* _EXERCISE_:
For each line of the data below that holds "diciembre", copy the line.

* _DATA LISTING_:
--

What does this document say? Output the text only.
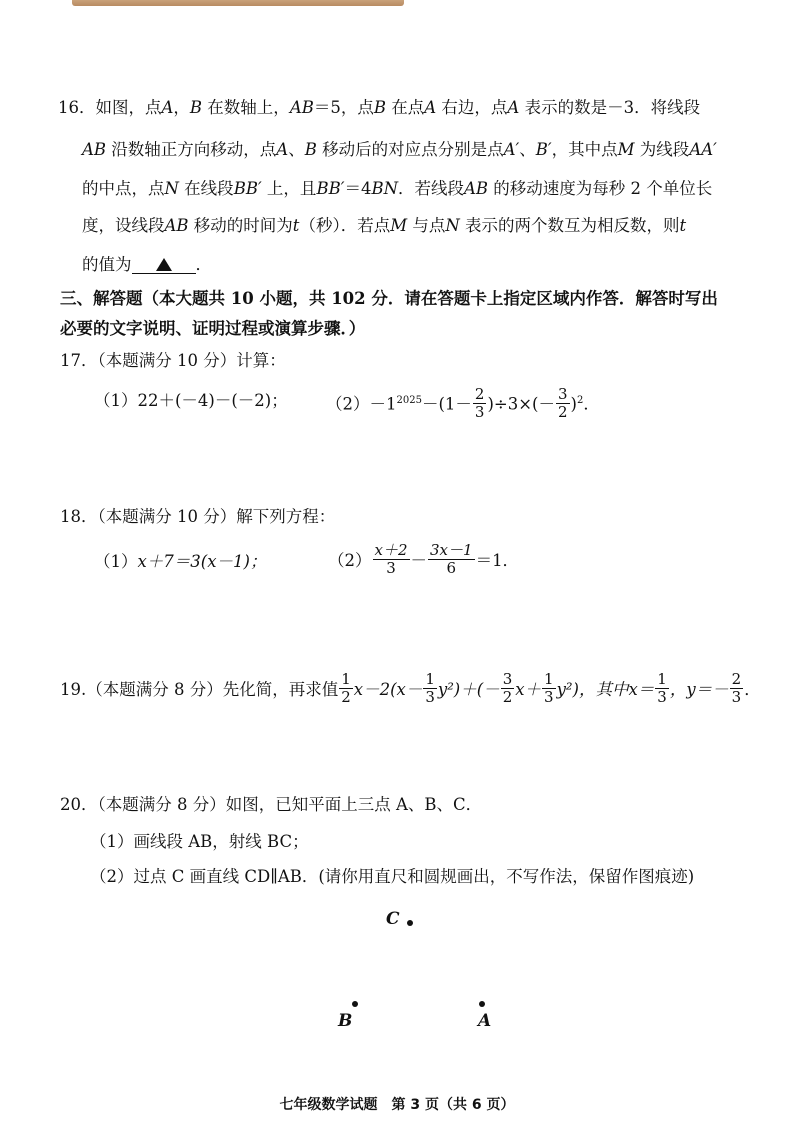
16．如图，点A，B 在数轴上，AB＝5，点B 在点A 右边，点A 表示的数是－3．将线段
AB 沿数轴正方向移动，点A、B 移动后的对应点分别是点A′、B′，其中点M 为线段AA′
的中点，点N 在线段BB′ 上，且BB′＝4BN．若线段AB 的移动速度为每秒 2 个单位长
度，设线段AB 移动的时间为t（秒）．若点M 与点N 表示的两个数互为相反数，则t
的值为	．
三、解答题（本大题共 10 小题，共 102 分．请在答题卡上指定区域内作答．解答时写出
必要的文字说明、证明过程或演算步骤．）
17．（本题满分 10 分）计算：
（1）22＋(－4)－(－2)； $(2)-1^{2025}-(1- \frac{2}{3} )\div 3\times(- \frac{3}{2} )^2$．
18．（本题满分 10 分）解下列方程：
（1）x＋7＝3(x－1)；	$(2) \frac{x+2}{3} - \frac{3x-1}{6} =1$．
19.（本题满分 8 分）先化简，再求值 $\frac{1}{2} x-2(x- \frac{1}{3} y^2)+(- \frac{3}{2} x+ \frac{1}{3} y^2)$，其中$x= \frac{1}{3}$ ，$y=- \frac{2}{3}$ ．
20．（本题满分 8 分）如图，已知平面上三点 A、B、C．
（1）画线段 AB，射线 BC；
（2）过点 C 画直线 CD∥AB．(请你用直尺和圆规画出，不写作法，保留作图痕迹)
C
B	A
七年级数学试题　第 3 页（共 6 页）
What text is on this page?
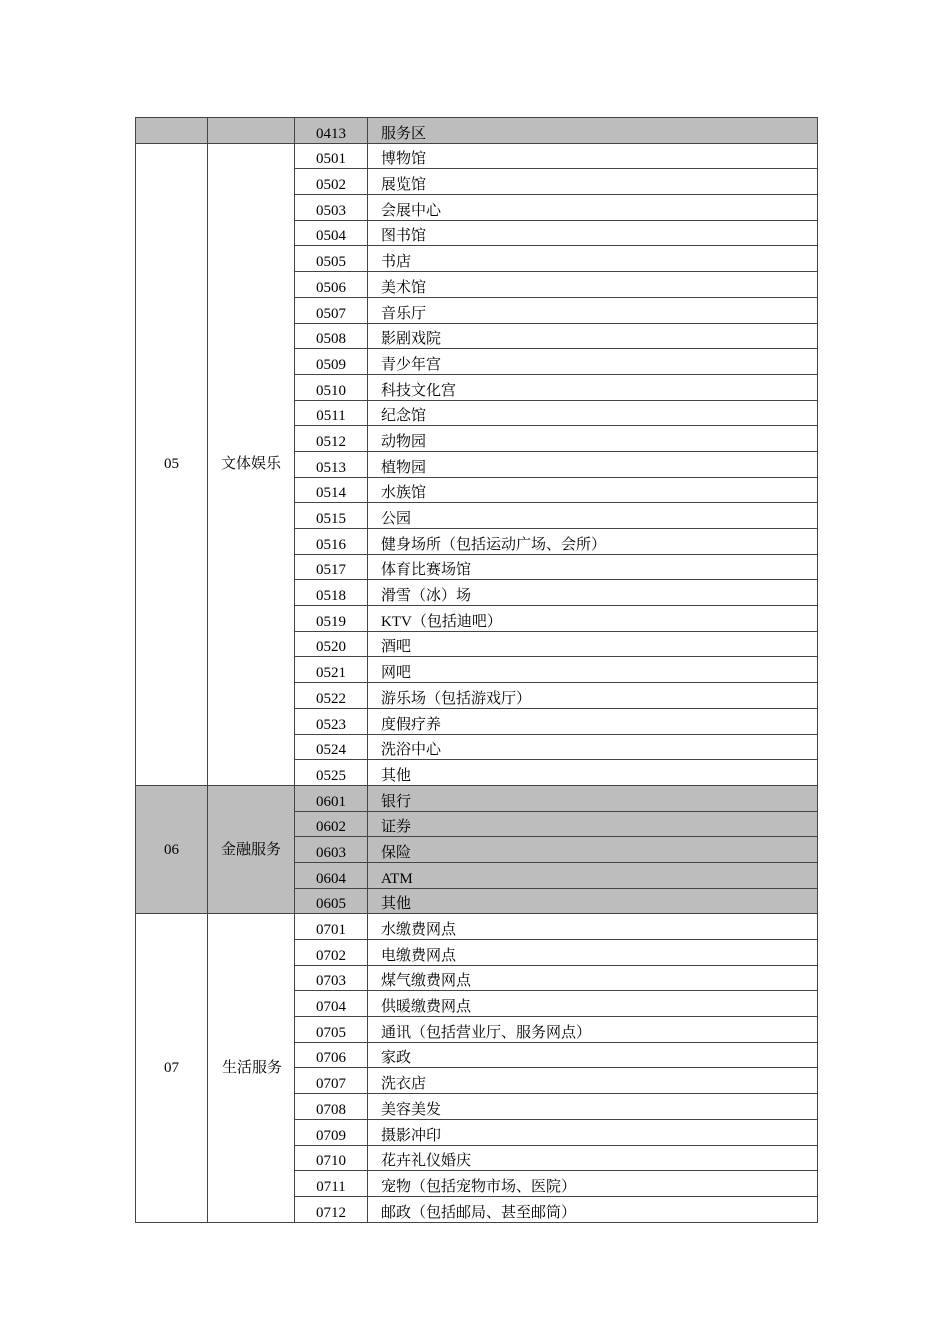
		0413	服务区
05	文体娱乐	0501	博物馆
		0502	展览馆
		0503	会展中心
		0504	图书馆
		0505	书店
		0506	美术馆
		0507	音乐厅
		0508	影剧戏院
		0509	青少年宫
		0510	科技文化宫
		0511	纪念馆
		0512	动物园
		0513	植物园
		0514	水族馆
		0515	公园
		0516	健身场所（包括运动广场、会所）
		0517	体育比赛场馆
		0518	滑雪（冰）场
		0519	KTV（包括迪吧）
		0520	酒吧
		0521	网吧
		0522	游乐场（包括游戏厅）
		0523	度假疗养
		0524	洗浴中心
		0525	其他
06	金融服务	0601	银行
		0602	证券
		0603	保险
		0604	ATM
		0605	其他
07	生活服务	0701	水缴费网点
		0702	电缴费网点
		0703	煤气缴费网点
		0704	供暖缴费网点
		0705	通讯（包括营业厅、服务网点）
		0706	家政
		0707	洗衣店
		0708	美容美发
		0709	摄影冲印
		0710	花卉礼仪婚庆
		0711	宠物（包括宠物市场、医院）
		0712	邮政（包括邮局、甚至邮筒）
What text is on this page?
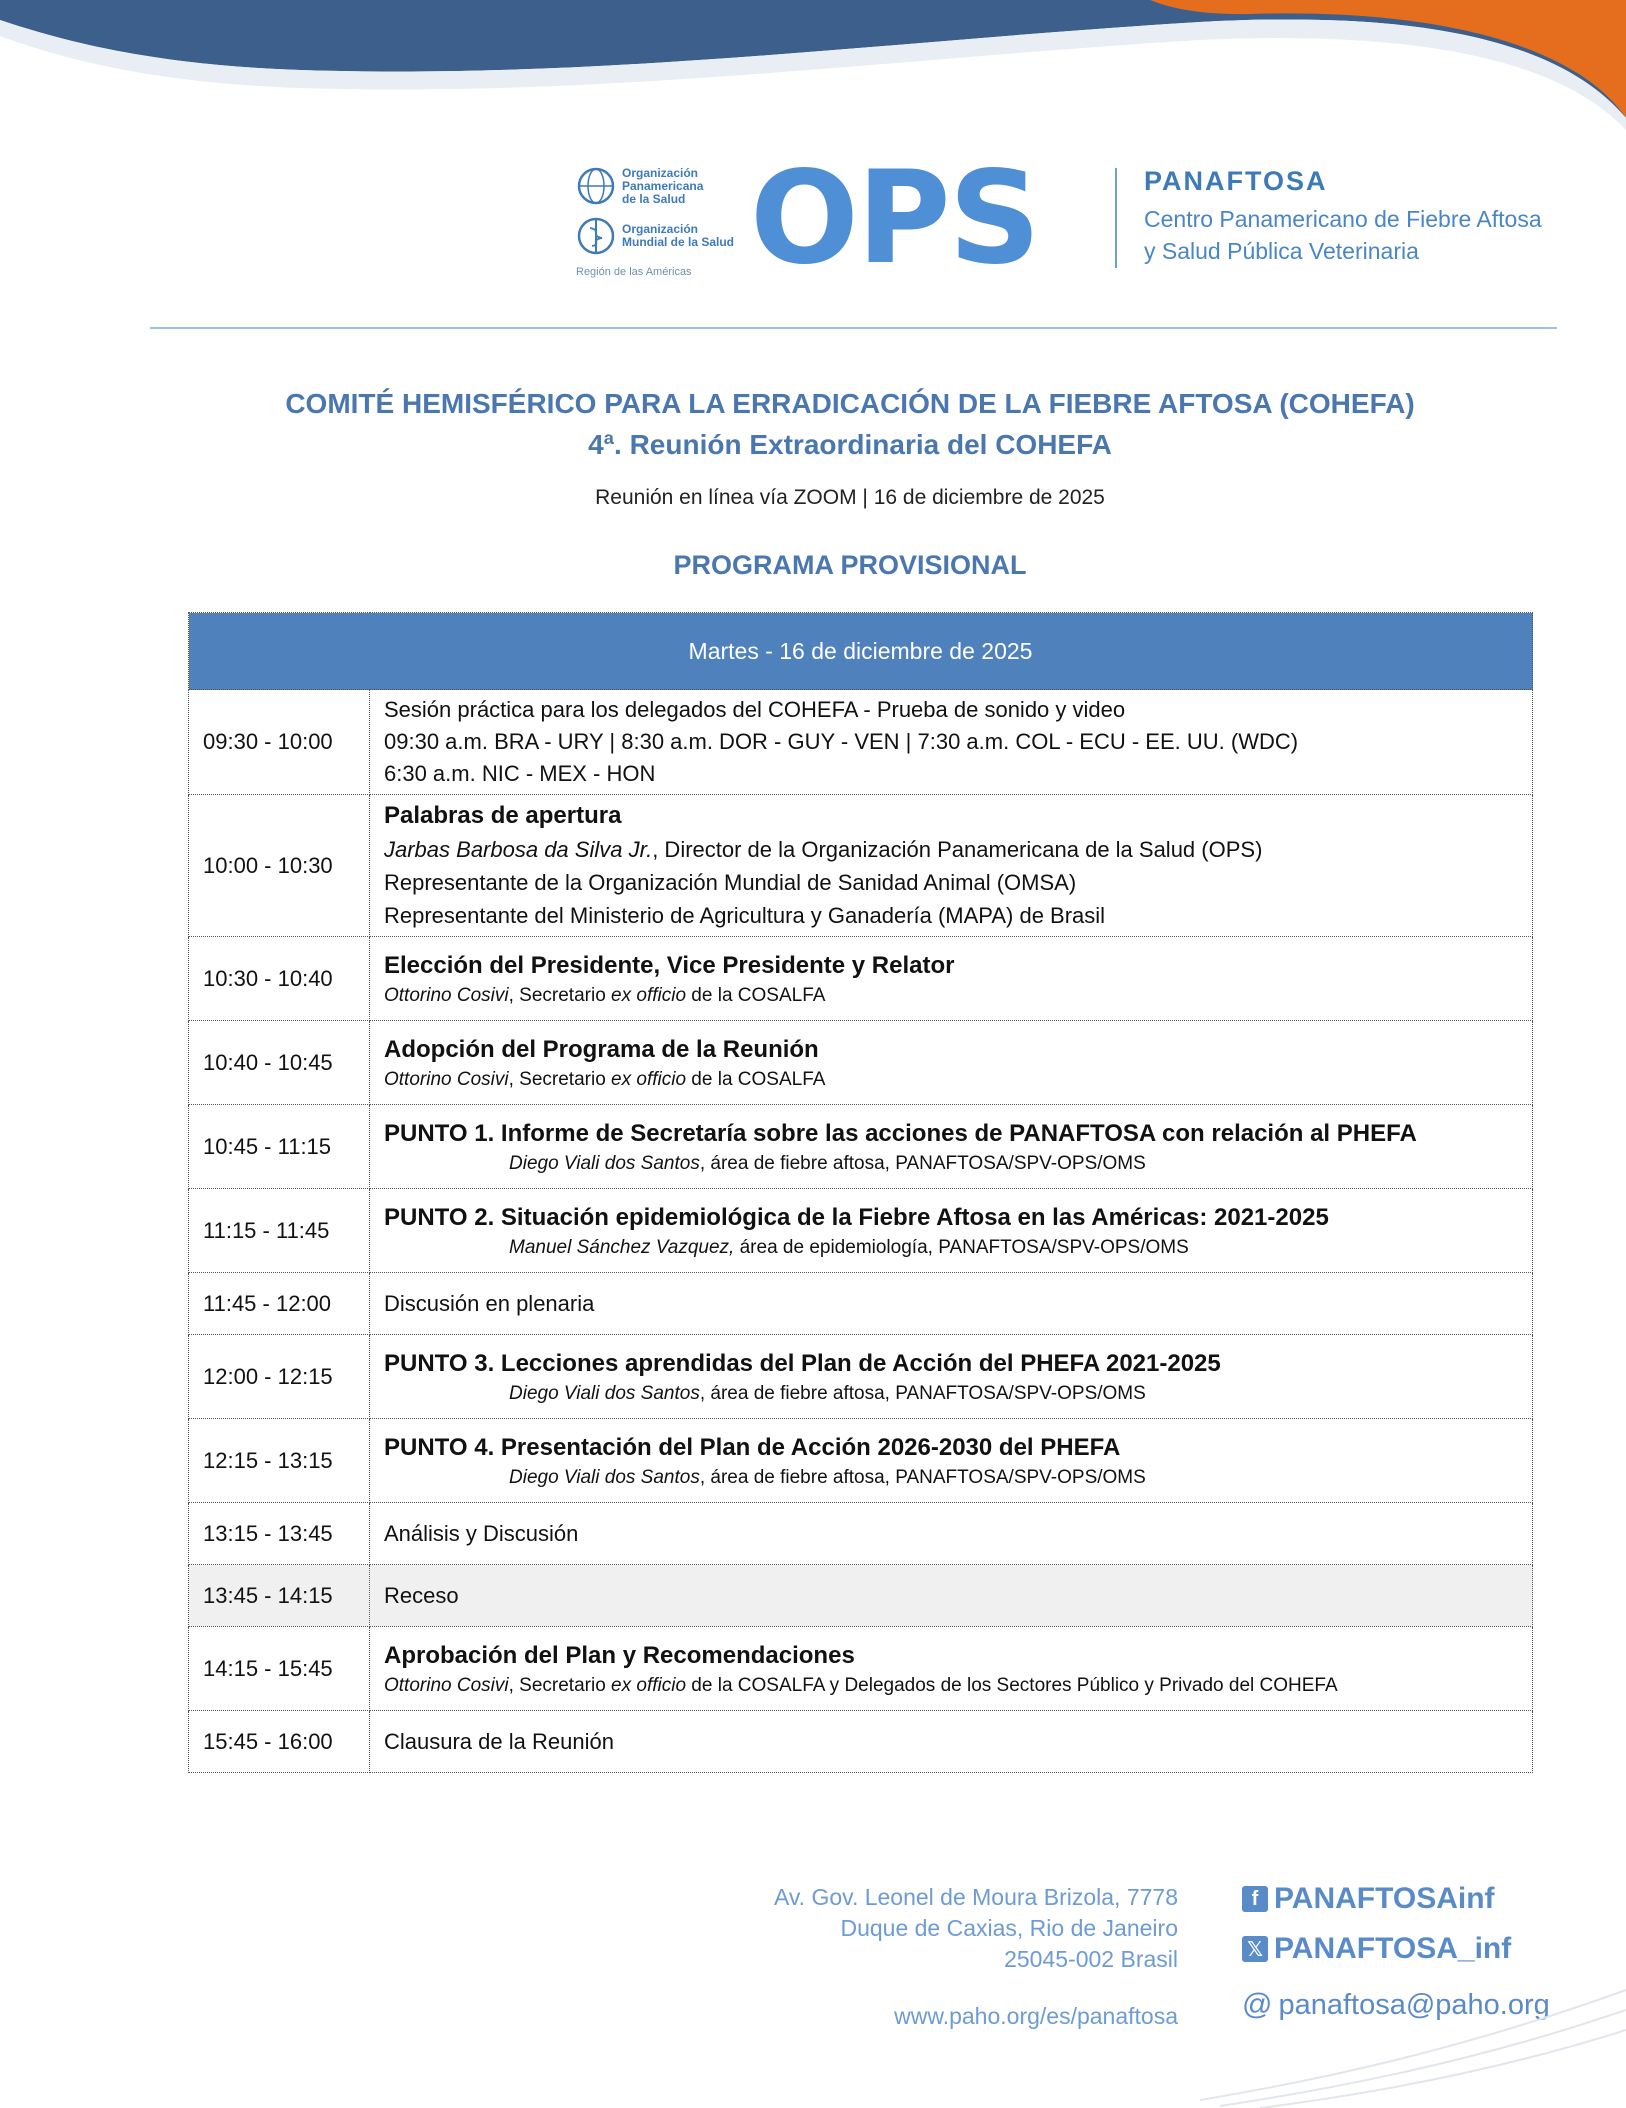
Organización
Panamericana
de la Salud
Organización
Mundial de la Salud
Región de las Américas OPS	PANAFTOSA
Centro Panamericano de Fiebre Aftosa
y Salud Pública Veterinaria
COMITÉ HEMISFÉRICO PARA LA ERRADICACIÓN DE LA FIEBRE AFTOSA (COHEFA)
4ª. Reunión Extraordinaria del COHEFA
Reunión en línea vía ZOOM | 16 de diciembre de 2025
PROGRAMA PROVISIONAL
Martes - 16 de diciembre de 2025	
09:30 - 10:00	Sesión práctica para los delegados del COHEFA - Prueba de sonido y video
09:30 a.m. BRA - URY | 8:30 a.m. DOR - GUY - VEN | 7:30 a.m. COL - ECU - EE. UU. (WDC)
6:30 a.m. NIC - MEX - HON

10:00 - 10:30	Palabras de apertura
Jarbas Barbosa da Silva Jr., Director de la Organización Panamericana de la Salud (OPS)
Representante de la Organización Mundial de Sanidad Animal (OMSA)
Representante del Ministerio de Agricultura y Ganadería (MAPA) de Brasil

10:30 - 10:40	Elección del Presidente, Vice Presidente y Relator
Ottorino Cosivi, Secretario ex officio de la COSALFA

10:40 - 10:45	Adopción del Programa de la Reunión
Ottorino Cosivi, Secretario ex officio de la COSALFA

10:45 - 11:15	PUNTO 1. Informe de Secretaría sobre las acciones de PANAFTOSA con relación al PHEFA
Diego Viali dos Santos, área de fiebre aftosa, PANAFTOSA/SPV-OPS/OMS

11:15 - 11:45	PUNTO 2. Situación epidemiológica de la Fiebre Aftosa en las Américas: 2021-2025
Manuel Sánchez Vazquez, área de epidemiología, PANAFTOSA/SPV-OPS/OMS

11:45 - 12:00	Discusión en plenaria
12:00 - 12:15	PUNTO 3. Lecciones aprendidas del Plan de Acción del PHEFA 2021-2025
Diego Viali dos Santos, área de fiebre aftosa, PANAFTOSA/SPV-OPS/OMS

12:15 - 13:15	PUNTO 4. Presentación del Plan de Acción 2026-2030 del PHEFA
Diego Viali dos Santos, área de fiebre aftosa, PANAFTOSA/SPV-OPS/OMS

13:15 - 13:45	Análisis y Discusión
13:45 - 14:15	Receso
14:15 - 15:45	Aprobación del Plan y Recomendaciones
Ottorino Cosivi, Secretario ex officio de la COSALFA y Delegados de los Sectores Público y Privado del COHEFA

15:45 - 16:00	Clausura de la Reunión
Av. Gov. Leonel de Moura Brizola, 7778
Duque de Caxias, Rio de Janeiro
25045-002 Brasil
www.paho.org/es/panaftosa
f PANAFTOSAinf
𝕏 PANAFTOSA_inf
@ panaftosa@paho.org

--

* _REPLY_:
Reunión en línea vía ZOOM | 16 de diciembre de 2025
Martes - 16 de diciembre de 2025	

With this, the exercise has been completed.